● What is expected
Select, from the material below, each line with "image" in it.

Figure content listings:
══════════

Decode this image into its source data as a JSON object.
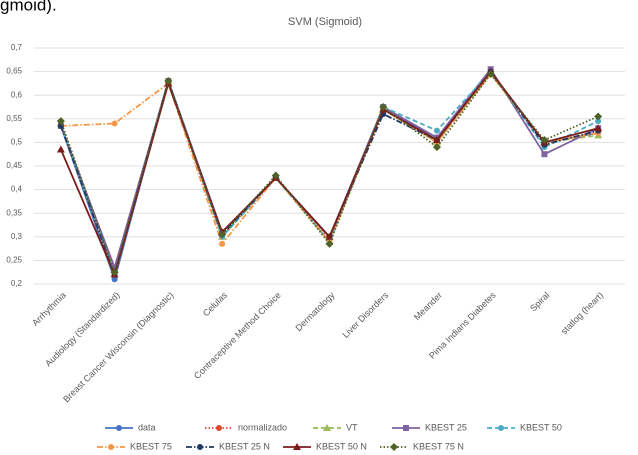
{
  "chart_data": {
    "type": "line",
    "title": "SVM (Sigmoid)",
    "annotation": "gmoid).",
    "categories": [
      "Arrhythmia",
      "Audiology (Standardized)",
      "Breast Cancer Wisconsin (Diagnostic)",
      "Celulas",
      "Contraceptive Method Choice",
      "Dermatology",
      "Liver Disorders",
      "Meander",
      "Pima Indians Diabetes",
      "Spiral",
      "statlog (heart)"
    ],
    "ylim": [
      0.2,
      0.7
    ],
    "yticks": [
      {
        "value": 0.2,
        "label": "0,2"
      },
      {
        "value": 0.25,
        "label": "0,25"
      },
      {
        "value": 0.3,
        "label": "0,3"
      },
      {
        "value": 0.35,
        "label": "0,35"
      },
      {
        "value": 0.4,
        "label": "0,4"
      },
      {
        "value": 0.45,
        "label": "0,45"
      },
      {
        "value": 0.5,
        "label": "0,5"
      },
      {
        "value": 0.55,
        "label": "0,55"
      },
      {
        "value": 0.6,
        "label": "0,6"
      },
      {
        "value": 0.65,
        "label": "0,65"
      },
      {
        "value": 0.7,
        "label": "0,7"
      }
    ],
    "grid": true,
    "legend": "bottom",
    "series": [
      {
        "name": "data",
        "color": "#4472c4",
        "style": "solid",
        "marker": "circle",
        "values": [
          0.535,
          0.21,
          0.63,
          0.31,
          0.425,
          0.3,
          0.57,
          0.51,
          0.65,
          0.5,
          0.52
        ]
      },
      {
        "name": "normalizado",
        "color": "#e0452f",
        "style": "dotted",
        "marker": "circle",
        "values": [
          0.535,
          0.22,
          0.625,
          0.3,
          0.425,
          0.295,
          0.57,
          0.5,
          0.65,
          0.5,
          0.52
        ]
      },
      {
        "name": "VT",
        "color": "#9bbb59",
        "style": "dashed",
        "marker": "triangle",
        "values": [
          0.54,
          0.23,
          0.63,
          0.3,
          0.425,
          0.29,
          0.57,
          0.5,
          0.645,
          0.5,
          0.515
        ]
      },
      {
        "name": "KBEST 25",
        "color": "#8064a2",
        "style": "solid",
        "marker": "square",
        "values": [
          0.535,
          0.235,
          0.63,
          0.31,
          0.425,
          0.3,
          0.575,
          0.51,
          0.655,
          0.475,
          0.53
        ]
      },
      {
        "name": "KBEST 50",
        "color": "#4bacc6",
        "style": "dashed",
        "marker": "circle",
        "values": [
          0.535,
          0.22,
          0.63,
          0.3,
          0.425,
          0.29,
          0.575,
          0.525,
          0.65,
          0.49,
          0.545
        ]
      },
      {
        "name": "KBEST 75",
        "color": "#f79646",
        "style": "dashdot",
        "marker": "circle",
        "values": [
          0.535,
          0.54,
          0.625,
          0.285,
          0.425,
          0.29,
          0.57,
          0.5,
          0.645,
          0.5,
          0.52
        ]
      },
      {
        "name": "KBEST 25 N",
        "color": "#1f3864",
        "style": "dashdot",
        "marker": "circle",
        "values": [
          0.535,
          0.22,
          0.63,
          0.305,
          0.425,
          0.3,
          0.56,
          0.505,
          0.65,
          0.495,
          0.525
        ]
      },
      {
        "name": "KBEST 50 N",
        "color": "#7b1c1c",
        "style": "solid",
        "marker": "triangle",
        "values": [
          0.485,
          0.22,
          0.625,
          0.31,
          0.425,
          0.3,
          0.57,
          0.505,
          0.65,
          0.5,
          0.53
        ]
      },
      {
        "name": "KBEST 75 N",
        "color": "#4f6228",
        "style": "dotted",
        "marker": "diamond",
        "values": [
          0.545,
          0.225,
          0.63,
          0.305,
          0.43,
          0.285,
          0.575,
          0.49,
          0.645,
          0.505,
          0.555
        ]
      }
    ]
  }
}
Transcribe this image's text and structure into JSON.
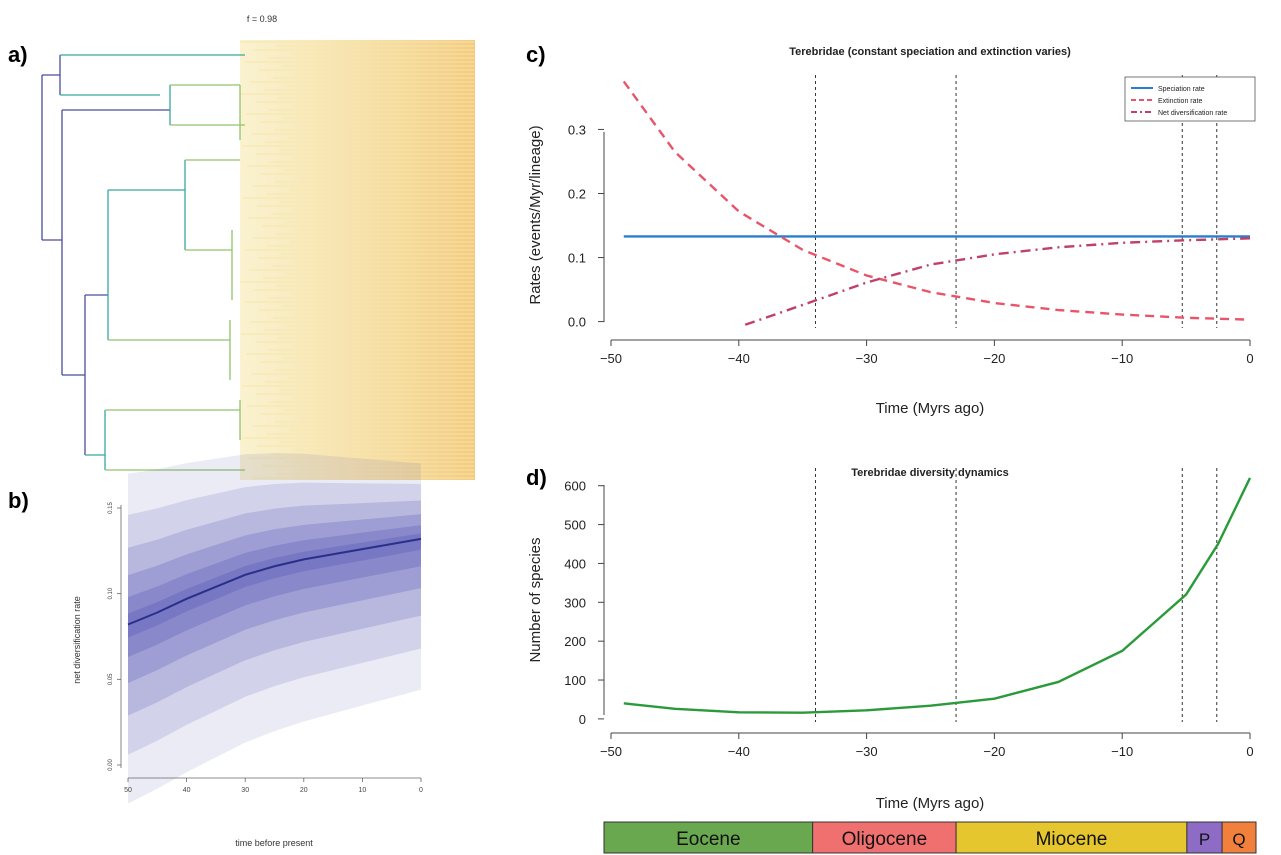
{
  "panels": {
    "a": {
      "letter": "a)"
    },
    "b": {
      "letter": "b)"
    },
    "c": {
      "letter": "c)"
    },
    "d": {
      "letter": "d)"
    }
  },
  "tree": {
    "label": "f = 0.98",
    "color_root": "#4a4d9c",
    "color_mid": "#3aa6a0",
    "color_tips": "#f3c87a"
  },
  "chart_data": [
    {
      "id": "b",
      "type": "line",
      "title": "",
      "xlabel": "time before present",
      "ylabel": "net diversification rate",
      "x_ticks": [
        50,
        40,
        30,
        20,
        10,
        0
      ],
      "y_ticks": [
        0.0,
        0.05,
        0.1,
        0.15
      ],
      "xlim": [
        50,
        0
      ],
      "ylim": [
        -0.005,
        0.16
      ],
      "series": [
        {
          "x": [
            50,
            45,
            40,
            35,
            30,
            25,
            20,
            15,
            10,
            5,
            0
          ],
          "y": [
            0.082,
            0.089,
            0.097,
            0.104,
            0.111,
            0.116,
            0.12,
            0.123,
            0.126,
            0.129,
            0.132
          ]
        }
      ],
      "colors": {
        "line": "#28308a",
        "band": "#5a5ab8"
      }
    },
    {
      "id": "c",
      "type": "line",
      "title": "Terebridae (constant speciation and extinction varies)",
      "xlabel": "Time (Myrs ago)",
      "ylabel": "Rates (events/Myr/lineage)",
      "x_ticks": [
        -50,
        -40,
        -30,
        -20,
        -10,
        0
      ],
      "y_ticks": [
        0.0,
        0.1,
        0.2,
        0.3
      ],
      "xlim": [
        -50,
        0
      ],
      "ylim": [
        -0.01,
        0.385
      ],
      "vlines": [
        -34,
        -23,
        -5.3,
        -2.6
      ],
      "legend_position": "top-right",
      "series": [
        {
          "name": "Speciation rate",
          "color": "#2a7fc8",
          "style": "solid",
          "x": [
            -49,
            0
          ],
          "y": [
            0.133,
            0.133
          ]
        },
        {
          "name": "Extinction rate",
          "color": "#e8556a",
          "style": "dashed",
          "x": [
            -49,
            -45,
            -40,
            -35,
            -30,
            -25,
            -20,
            -15,
            -10,
            -5,
            0
          ],
          "y": [
            0.375,
            0.265,
            0.172,
            0.112,
            0.072,
            0.046,
            0.029,
            0.018,
            0.011,
            0.006,
            0.003
          ]
        },
        {
          "name": "Net diversification rate",
          "color": "#c0406a",
          "style": "dashdot",
          "x": [
            -39.5,
            -35,
            -30,
            -25,
            -20,
            -15,
            -10,
            -5,
            0
          ],
          "y": [
            -0.005,
            0.026,
            0.061,
            0.089,
            0.105,
            0.116,
            0.123,
            0.127,
            0.13
          ]
        }
      ]
    },
    {
      "id": "d",
      "type": "line",
      "title": "Terebridae diversity dynamics",
      "xlabel": "Time (Myrs ago)",
      "ylabel": "Number of species",
      "x_ticks": [
        -50,
        -40,
        -30,
        -20,
        -10,
        0
      ],
      "y_ticks": [
        0,
        100,
        200,
        300,
        400,
        500,
        600
      ],
      "xlim": [
        -50,
        0
      ],
      "ylim": [
        -8,
        625
      ],
      "vlines": [
        -34,
        -23,
        -5.3,
        -2.6
      ],
      "series": [
        {
          "name": "",
          "color": "#2a9a3a",
          "style": "solid",
          "x": [
            -49,
            -45,
            -40,
            -35,
            -30,
            -25,
            -20,
            -15,
            -10,
            -5,
            -2.5,
            0
          ],
          "y": [
            40,
            26,
            17,
            16,
            22,
            34,
            52,
            95,
            175,
            320,
            450,
            620
          ]
        }
      ]
    }
  ],
  "timescale": [
    {
      "label": "Eocene",
      "start": -50,
      "end": -34,
      "color": "#6aa84f"
    },
    {
      "label": "Oligocene",
      "start": -34,
      "end": -23,
      "color": "#f07070"
    },
    {
      "label": "Miocene",
      "start": -23,
      "end": -5.3,
      "color": "#e5c62e"
    },
    {
      "label": "P",
      "start": -5.3,
      "end": -2.6,
      "color": "#8e6cc5"
    },
    {
      "label": "Q",
      "start": -2.6,
      "end": 0,
      "color": "#f0803c"
    }
  ]
}
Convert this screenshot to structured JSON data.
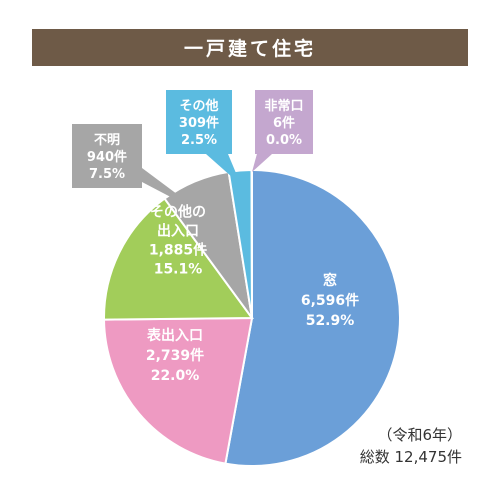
{
  "title": "一戸建て住宅",
  "note": {
    "era": "（令和6年）",
    "total_label": "総数",
    "total": "12,475件"
  },
  "chart_data": {
    "type": "pie",
    "start": "12 o'clock",
    "direction": "clockwise",
    "total": 12475,
    "unit": "件",
    "slices": [
      {
        "label": "窓",
        "count": "6,596件",
        "percent": "52.9%",
        "value": 6596,
        "pct": 52.9,
        "color": "#6b9fd8"
      },
      {
        "label": "表出入口",
        "count": "2,739件",
        "percent": "22.0%",
        "value": 2739,
        "pct": 22.0,
        "color": "#ee9ac2"
      },
      {
        "label": "その他の出入口",
        "count": "1,885件",
        "percent": "15.1%",
        "value": 1885,
        "pct": 15.1,
        "color": "#a2cd5a"
      },
      {
        "label": "不明",
        "count": "940件",
        "percent": "7.5%",
        "value": 940,
        "pct": 7.5,
        "color": "#a6a6a6"
      },
      {
        "label": "その他",
        "count": "309件",
        "percent": "2.5%",
        "value": 309,
        "pct": 2.5,
        "color": "#5bbbe0"
      },
      {
        "label": "非常口",
        "count": "6件",
        "percent": "0.0%",
        "value": 6,
        "pct": 0.0,
        "color": "#c4a7cf"
      }
    ]
  }
}
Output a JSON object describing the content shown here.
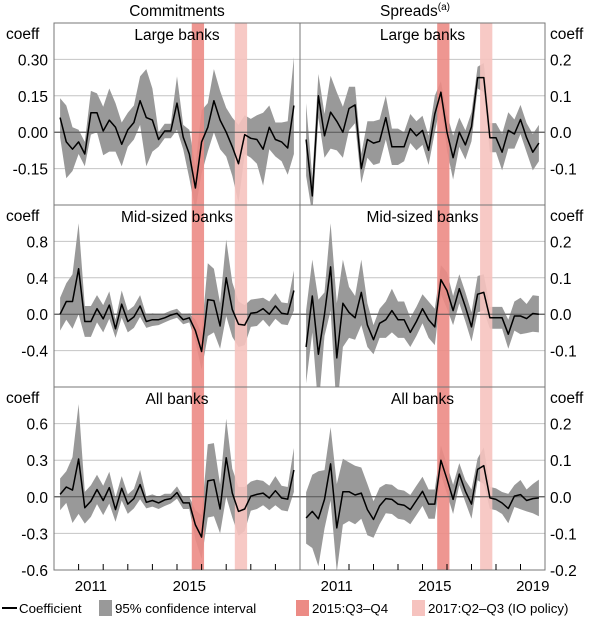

══════════

● Final result
Decode this image into its source data as a JSON object.
Transcribe this image's text and structure into JSON.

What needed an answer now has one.